--- START ---
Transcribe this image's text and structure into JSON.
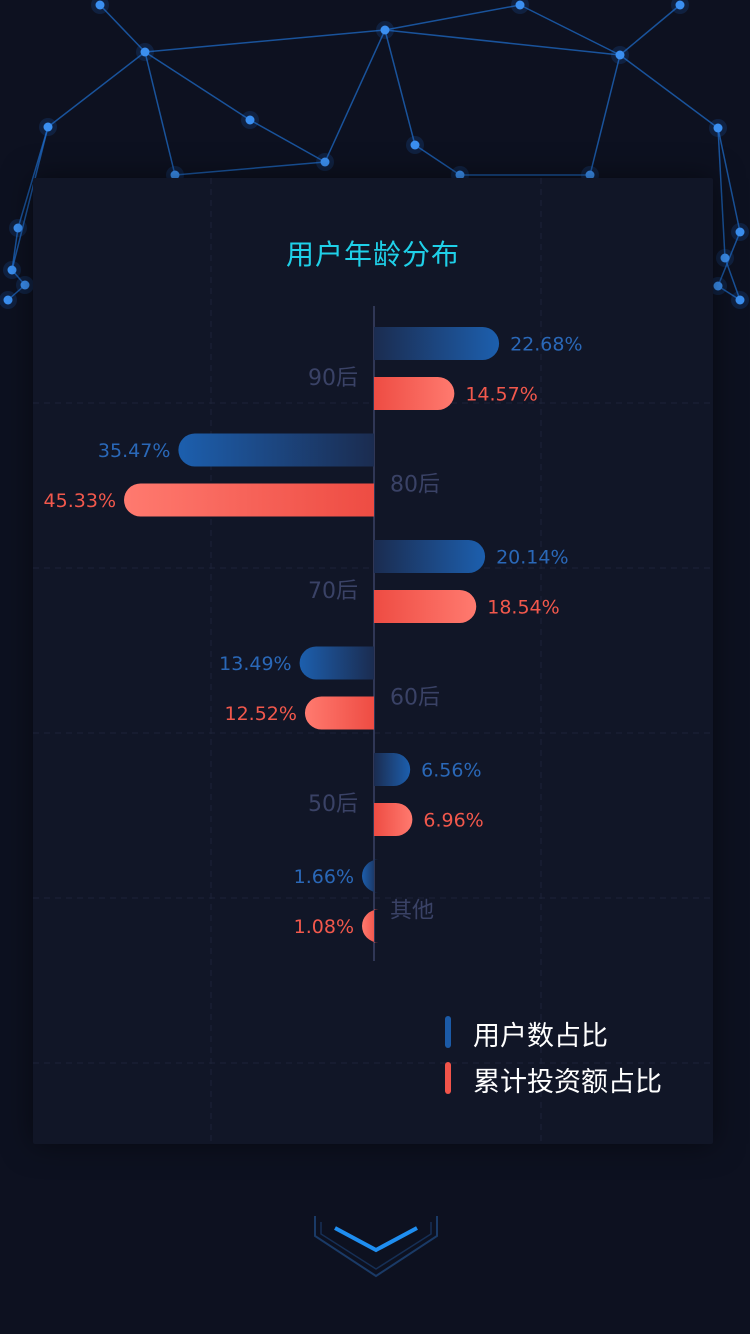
{
  "colors": {
    "background": "#0d1120",
    "panel": "#111627",
    "title": "#1fd0e8",
    "user_series": "#1b5aa7",
    "investment_series": "#f2544a",
    "category_label": "#3a4266",
    "user_label": "#2a68b8",
    "investment_label": "#f2584c"
  },
  "chart_data": {
    "type": "bar",
    "orientation": "horizontal-diverging",
    "title": "用户年龄分布",
    "categories": [
      "90后",
      "80后",
      "70后",
      "60后",
      "50后",
      "其他"
    ],
    "series": [
      {
        "name": "用户数占比",
        "values": [
          22.68,
          35.47,
          20.14,
          13.49,
          6.56,
          1.66
        ],
        "labels": [
          "22.68%",
          "35.47%",
          "20.14%",
          "13.49%",
          "6.56%",
          "1.66%"
        ]
      },
      {
        "name": "累计投资额占比",
        "values": [
          14.57,
          45.33,
          18.54,
          12.52,
          6.96,
          1.08
        ],
        "labels": [
          "14.57%",
          "45.33%",
          "18.54%",
          "12.52%",
          "6.96%",
          "1.08%"
        ]
      }
    ],
    "side": [
      "right",
      "left",
      "right",
      "left",
      "right",
      "left"
    ],
    "unit": "%",
    "grid": true,
    "legend_position": "bottom-right"
  },
  "legend": [
    {
      "label": "用户数占比",
      "color": "#1b5aa7"
    },
    {
      "label": "累计投资额占比",
      "color": "#f2544a"
    }
  ],
  "icons": {
    "scroll": "chevron-down-icon"
  }
}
--- END ---
**Exercise aim**
The listing above must be printed again exactly, minus its pictures.

**The reply**
Transcribe this image's text and structure into JSON.
{
  "colors": {
    "background": "#0d1120",
    "panel": "#111627",
    "title": "#1fd0e8",
    "user_series": "#1b5aa7",
    "investment_series": "#f2544a",
    "category_label": "#3a4266",
    "user_label": "#2a68b8",
    "investment_label": "#f2584c"
  },
  "chart_data": {
    "type": "bar",
    "orientation": "horizontal-diverging",
    "title": "用户年龄分布",
    "categories": [
      "90后",
      "80后",
      "70后",
      "60后",
      "50后",
      "其他"
    ],
    "series": [
      {
        "name": "用户数占比",
        "values": [
          22.68,
          35.47,
          20.14,
          13.49,
          6.56,
          1.66
        ],
        "labels": [
          "22.68%",
          "35.47%",
          "20.14%",
          "13.49%",
          "6.56%",
          "1.66%"
        ]
      },
      {
        "name": "累计投资额占比",
        "values": [
          14.57,
          45.33,
          18.54,
          12.52,
          6.96,
          1.08
        ],
        "labels": [
          "14.57%",
          "45.33%",
          "18.54%",
          "12.52%",
          "6.96%",
          "1.08%"
        ]
      }
    ],
    "side": [
      "right",
      "left",
      "right",
      "left",
      "right",
      "left"
    ],
    "unit": "%",
    "grid": true,
    "legend_position": "bottom-right"
  },
  "legend": [
    {
      "label": "用户数占比",
      "color": "#1b5aa7"
    },
    {
      "label": "累计投资额占比",
      "color": "#f2544a"
    }
  ],
  "icons": {
    "scroll": "chevron-down-icon"
  }
}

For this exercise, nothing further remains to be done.